_DATA TO PROCESS_.
-- BEGIN --

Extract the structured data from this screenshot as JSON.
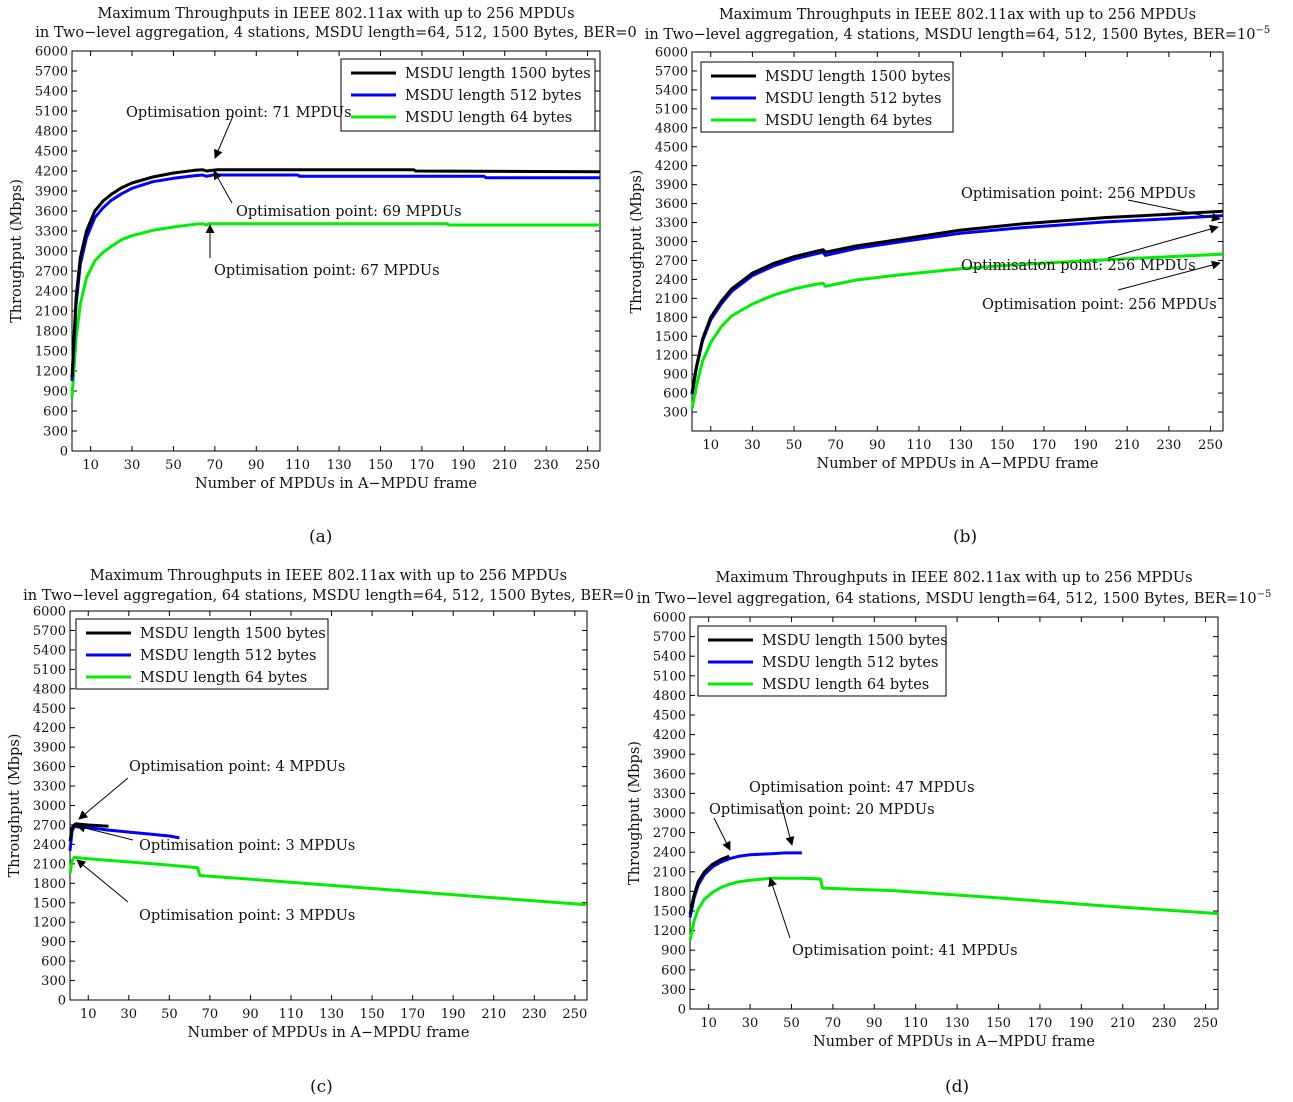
{
  "chart_data": [
    {
      "panel": "(a)",
      "type": "line",
      "title": [
        "Maximum Throughputs in IEEE 802.11ax with up to 256 MPDUs",
        "in Two−level aggregation, 4 stations, MSDU length=64, 512, 1500 Bytes, BER=0"
      ],
      "title_sup": "",
      "xlabel": "Number of MPDUs in A−MPDU frame",
      "ylabel": "Throughput (Mbps)",
      "xlim": [
        1,
        256
      ],
      "ylim": [
        0,
        6000
      ],
      "xticks": [
        10,
        30,
        50,
        70,
        90,
        110,
        130,
        150,
        170,
        190,
        210,
        230,
        250
      ],
      "yticks": [
        0,
        300,
        600,
        900,
        1200,
        1500,
        1800,
        2100,
        2400,
        2700,
        3000,
        3300,
        3600,
        3900,
        4200,
        4500,
        4800,
        5100,
        5400,
        5700,
        6000
      ],
      "legend_position": "top-right",
      "series": [
        {
          "name": "MSDU length 1500 bytes",
          "color": "#000000",
          "x": [
            1,
            3,
            5,
            8,
            12,
            16,
            20,
            25,
            30,
            40,
            50,
            60,
            64,
            66,
            71,
            100,
            166,
            167,
            256
          ],
          "y": [
            1100,
            2300,
            2900,
            3300,
            3600,
            3750,
            3850,
            3950,
            4020,
            4110,
            4170,
            4210,
            4220,
            4200,
            4220,
            4220,
            4220,
            4200,
            4190
          ]
        },
        {
          "name": "MSDU length 512 bytes",
          "color": "#0000ff",
          "x": [
            1,
            3,
            5,
            8,
            12,
            16,
            20,
            25,
            30,
            40,
            50,
            60,
            64,
            66,
            69,
            110,
            111,
            200,
            201,
            256
          ],
          "y": [
            1050,
            2200,
            2800,
            3200,
            3500,
            3650,
            3760,
            3860,
            3940,
            4040,
            4090,
            4130,
            4140,
            4120,
            4140,
            4140,
            4120,
            4120,
            4100,
            4100
          ]
        },
        {
          "name": "MSDU length 64 bytes",
          "color": "#00ee00",
          "x": [
            1,
            3,
            5,
            8,
            12,
            16,
            20,
            25,
            30,
            40,
            50,
            60,
            64,
            66,
            67,
            182,
            183,
            256
          ],
          "y": [
            800,
            1700,
            2200,
            2600,
            2850,
            2980,
            3070,
            3170,
            3230,
            3310,
            3360,
            3400,
            3410,
            3390,
            3410,
            3410,
            3390,
            3390
          ]
        }
      ],
      "annotations": [
        {
          "text": "Optimisation point: 71 MPDUs",
          "x": 71,
          "y": 4220
        },
        {
          "text": "Optimisation point: 69 MPDUs",
          "x": 69,
          "y": 4140
        },
        {
          "text": "Optimisation point: 67 MPDUs",
          "x": 67,
          "y": 3410
        }
      ]
    },
    {
      "panel": "(b)",
      "type": "line",
      "title": [
        "Maximum Throughputs in IEEE 802.11ax with up to 256 MPDUs",
        "in Two−level aggregation, 4 stations, MSDU length=64, 512, 1500 Bytes, BER=10"
      ],
      "title_sup": "−5",
      "xlabel": "Number of MPDUs in A−MPDU frame",
      "ylabel": "Throughput (Mbps)",
      "xlim": [
        1,
        256
      ],
      "ylim": [
        0,
        6000
      ],
      "xticks": [
        10,
        30,
        50,
        70,
        90,
        110,
        130,
        150,
        170,
        190,
        210,
        230,
        250
      ],
      "yticks": [
        300,
        600,
        900,
        1200,
        1500,
        1800,
        2100,
        2400,
        2700,
        3000,
        3300,
        3600,
        3900,
        4200,
        4500,
        4800,
        5100,
        5400,
        5700,
        6000
      ],
      "legend_position": "top-left",
      "series": [
        {
          "name": "MSDU length 1500 bytes",
          "color": "#000000",
          "x": [
            1,
            3,
            6,
            10,
            15,
            20,
            30,
            40,
            50,
            60,
            64,
            65,
            80,
            100,
            130,
            160,
            200,
            230,
            256
          ],
          "y": [
            600,
            1000,
            1450,
            1800,
            2050,
            2250,
            2500,
            2650,
            2760,
            2840,
            2870,
            2830,
            2930,
            3030,
            3180,
            3280,
            3380,
            3430,
            3480
          ]
        },
        {
          "name": "MSDU length 512 bytes",
          "color": "#0000ff",
          "x": [
            1,
            3,
            6,
            10,
            15,
            20,
            30,
            40,
            50,
            60,
            64,
            65,
            80,
            100,
            130,
            160,
            200,
            230,
            256
          ],
          "y": [
            580,
            980,
            1420,
            1760,
            2010,
            2210,
            2460,
            2610,
            2720,
            2800,
            2830,
            2780,
            2890,
            2990,
            3130,
            3220,
            3310,
            3360,
            3410
          ]
        },
        {
          "name": "MSDU length 64 bytes",
          "color": "#00ee00",
          "x": [
            1,
            3,
            6,
            10,
            15,
            20,
            30,
            40,
            50,
            60,
            64,
            65,
            80,
            100,
            130,
            160,
            200,
            230,
            256
          ],
          "y": [
            350,
            700,
            1100,
            1400,
            1650,
            1820,
            2010,
            2150,
            2250,
            2320,
            2340,
            2290,
            2390,
            2470,
            2570,
            2640,
            2710,
            2760,
            2800
          ]
        }
      ],
      "annotations": [
        {
          "text": "Optimisation point: 256 MPDUs",
          "x": 256,
          "y": 3480
        },
        {
          "text": "Optimisation point: 256 MPDUs",
          "x": 256,
          "y": 3410
        },
        {
          "text": "Optimisation point: 256 MPDUs",
          "x": 256,
          "y": 2800
        }
      ]
    },
    {
      "panel": "(c)",
      "type": "line",
      "title": [
        "Maximum Throughputs in IEEE 802.11ax with up to 256 MPDUs",
        "in Two−level aggregation, 64 stations, MSDU length=64, 512, 1500 Bytes, BER=0"
      ],
      "title_sup": "",
      "xlabel": "Number of MPDUs in A−MPDU frame",
      "ylabel": "Throughput (Mbps)",
      "xlim": [
        1,
        256
      ],
      "ylim": [
        0,
        6000
      ],
      "xticks": [
        10,
        30,
        50,
        70,
        90,
        110,
        130,
        150,
        170,
        190,
        210,
        230,
        250
      ],
      "yticks": [
        0,
        300,
        600,
        900,
        1200,
        1500,
        1800,
        2100,
        2400,
        2700,
        3000,
        3300,
        3600,
        3900,
        4200,
        4500,
        4800,
        5100,
        5400,
        5700,
        6000
      ],
      "legend_position": "top-left",
      "series": [
        {
          "name": "MSDU length 1500 bytes",
          "color": "#000000",
          "x": [
            1,
            2,
            3,
            4,
            6,
            10,
            15,
            20
          ],
          "y": [
            2450,
            2650,
            2700,
            2720,
            2710,
            2700,
            2690,
            2680
          ]
        },
        {
          "name": "MSDU length 512 bytes",
          "color": "#0000ff",
          "x": [
            1,
            2,
            3,
            5,
            10,
            20,
            30,
            40,
            50,
            55
          ],
          "y": [
            2300,
            2600,
            2680,
            2670,
            2660,
            2620,
            2590,
            2560,
            2530,
            2500
          ]
        },
        {
          "name": "MSDU length 64 bytes",
          "color": "#00ee00",
          "x": [
            1,
            2,
            3,
            10,
            30,
            50,
            64,
            65,
            100,
            150,
            200,
            256
          ],
          "y": [
            1950,
            2150,
            2200,
            2180,
            2130,
            2080,
            2040,
            1920,
            1840,
            1720,
            1600,
            1470
          ]
        }
      ],
      "annotations": [
        {
          "text": "Optimisation point: 4 MPDUs",
          "x": 4,
          "y": 2720
        },
        {
          "text": "Optimisation point: 3 MPDUs",
          "x": 3,
          "y": 2680
        },
        {
          "text": "Optimisation point: 3 MPDUs",
          "x": 3,
          "y": 2200
        }
      ]
    },
    {
      "panel": "(d)",
      "type": "line",
      "title": [
        "Maximum Throughputs in IEEE 802.11ax with up to 256 MPDUs",
        "in Two−level aggregation, 64 stations, MSDU length=64, 512, 1500 Bytes, BER=10"
      ],
      "title_sup": "−5",
      "xlabel": "Number of MPDUs in A−MPDU frame",
      "ylabel": "Throughput (Mbps)",
      "xlim": [
        1,
        256
      ],
      "ylim": [
        0,
        6000
      ],
      "xticks": [
        10,
        30,
        50,
        70,
        90,
        110,
        130,
        150,
        170,
        190,
        210,
        230,
        250
      ],
      "yticks": [
        0,
        300,
        600,
        900,
        1200,
        1500,
        1800,
        2100,
        2400,
        2700,
        3000,
        3300,
        3600,
        3900,
        4200,
        4500,
        4800,
        5100,
        5400,
        5700,
        6000
      ],
      "legend_position": "top-left",
      "series": [
        {
          "name": "MSDU length 1500 bytes",
          "color": "#000000",
          "x": [
            1,
            3,
            5,
            8,
            12,
            16,
            20
          ],
          "y": [
            1450,
            1750,
            1950,
            2100,
            2220,
            2290,
            2340
          ]
        },
        {
          "name": "MSDU length 512 bytes",
          "color": "#0000ff",
          "x": [
            1,
            3,
            5,
            8,
            12,
            16,
            20,
            25,
            30,
            35,
            40,
            47,
            55
          ],
          "y": [
            1400,
            1700,
            1900,
            2060,
            2180,
            2250,
            2300,
            2340,
            2360,
            2370,
            2375,
            2390,
            2390
          ]
        },
        {
          "name": "MSDU length 64 bytes",
          "color": "#00ee00",
          "x": [
            1,
            3,
            5,
            8,
            12,
            16,
            20,
            25,
            30,
            35,
            41,
            55,
            64,
            65,
            100,
            150,
            200,
            256
          ],
          "y": [
            1050,
            1350,
            1530,
            1680,
            1790,
            1860,
            1910,
            1950,
            1970,
            1985,
            2000,
            2000,
            1990,
            1850,
            1810,
            1700,
            1580,
            1460
          ]
        }
      ],
      "annotations": [
        {
          "text": "Optimisation point: 47 MPDUs",
          "x": 47,
          "y": 2390
        },
        {
          "text": "Optimisation point: 20 MPDUs",
          "x": 20,
          "y": 2340
        },
        {
          "text": "Optimisation point: 41 MPDUs",
          "x": 41,
          "y": 2000
        }
      ]
    }
  ]
}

-- END --

_REQUEST_. Wherever the word "Optimisation" occurs in a line of the listing, copy that line.

_SOLUTION TO THIS PROBLEM_.
          "text": "Optimisation point: 71 MPDUs",
          "text": "Optimisation point: 69 MPDUs",
          "text": "Optimisation point: 67 MPDUs",
          "text": "Optimisation point: 256 MPDUs",
          "text": "Optimisation point: 256 MPDUs",
          "text": "Optimisation point: 256 MPDUs",
          "text": "Optimisation point: 4 MPDUs",
          "text": "Optimisation point: 3 MPDUs",
          "text": "Optimisation point: 3 MPDUs",
          "text": "Optimisation point: 47 MPDUs",
          "text": "Optimisation point: 20 MPDUs",
          "text": "Optimisation point: 41 MPDUs",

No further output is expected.